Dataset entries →
____

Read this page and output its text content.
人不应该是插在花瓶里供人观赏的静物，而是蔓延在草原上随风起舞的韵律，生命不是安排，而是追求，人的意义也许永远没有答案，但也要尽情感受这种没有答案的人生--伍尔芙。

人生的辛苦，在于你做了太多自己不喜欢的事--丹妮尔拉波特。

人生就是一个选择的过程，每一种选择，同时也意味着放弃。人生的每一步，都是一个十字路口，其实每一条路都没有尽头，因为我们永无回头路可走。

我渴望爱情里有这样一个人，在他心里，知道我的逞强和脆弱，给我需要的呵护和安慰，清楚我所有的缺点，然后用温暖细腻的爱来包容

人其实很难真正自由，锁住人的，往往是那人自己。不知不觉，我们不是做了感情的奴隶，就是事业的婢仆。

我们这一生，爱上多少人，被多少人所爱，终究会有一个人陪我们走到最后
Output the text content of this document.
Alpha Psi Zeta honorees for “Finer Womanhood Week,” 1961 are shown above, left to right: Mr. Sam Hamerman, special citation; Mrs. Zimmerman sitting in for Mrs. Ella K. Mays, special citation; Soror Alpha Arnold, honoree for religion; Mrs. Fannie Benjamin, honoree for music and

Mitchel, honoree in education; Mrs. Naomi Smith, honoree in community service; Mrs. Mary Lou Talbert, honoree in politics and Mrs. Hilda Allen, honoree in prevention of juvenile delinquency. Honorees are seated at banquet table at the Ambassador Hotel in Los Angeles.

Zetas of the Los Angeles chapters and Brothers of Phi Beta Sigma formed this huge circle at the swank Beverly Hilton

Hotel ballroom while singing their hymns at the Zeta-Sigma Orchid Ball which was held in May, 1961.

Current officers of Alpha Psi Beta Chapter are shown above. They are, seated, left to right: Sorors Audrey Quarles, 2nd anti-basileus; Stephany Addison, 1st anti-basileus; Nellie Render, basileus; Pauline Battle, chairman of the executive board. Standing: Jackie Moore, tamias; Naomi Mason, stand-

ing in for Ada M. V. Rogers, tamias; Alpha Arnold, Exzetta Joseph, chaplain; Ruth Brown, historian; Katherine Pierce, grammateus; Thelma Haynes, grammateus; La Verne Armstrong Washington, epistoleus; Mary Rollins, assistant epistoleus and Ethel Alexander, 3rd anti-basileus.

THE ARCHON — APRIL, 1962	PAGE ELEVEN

____

THE EXERCISE →
Search the entries for the word "content", then list each line that holds it.

RESULT BELOW →
Read this page and output its text content.
Output the text content of this document.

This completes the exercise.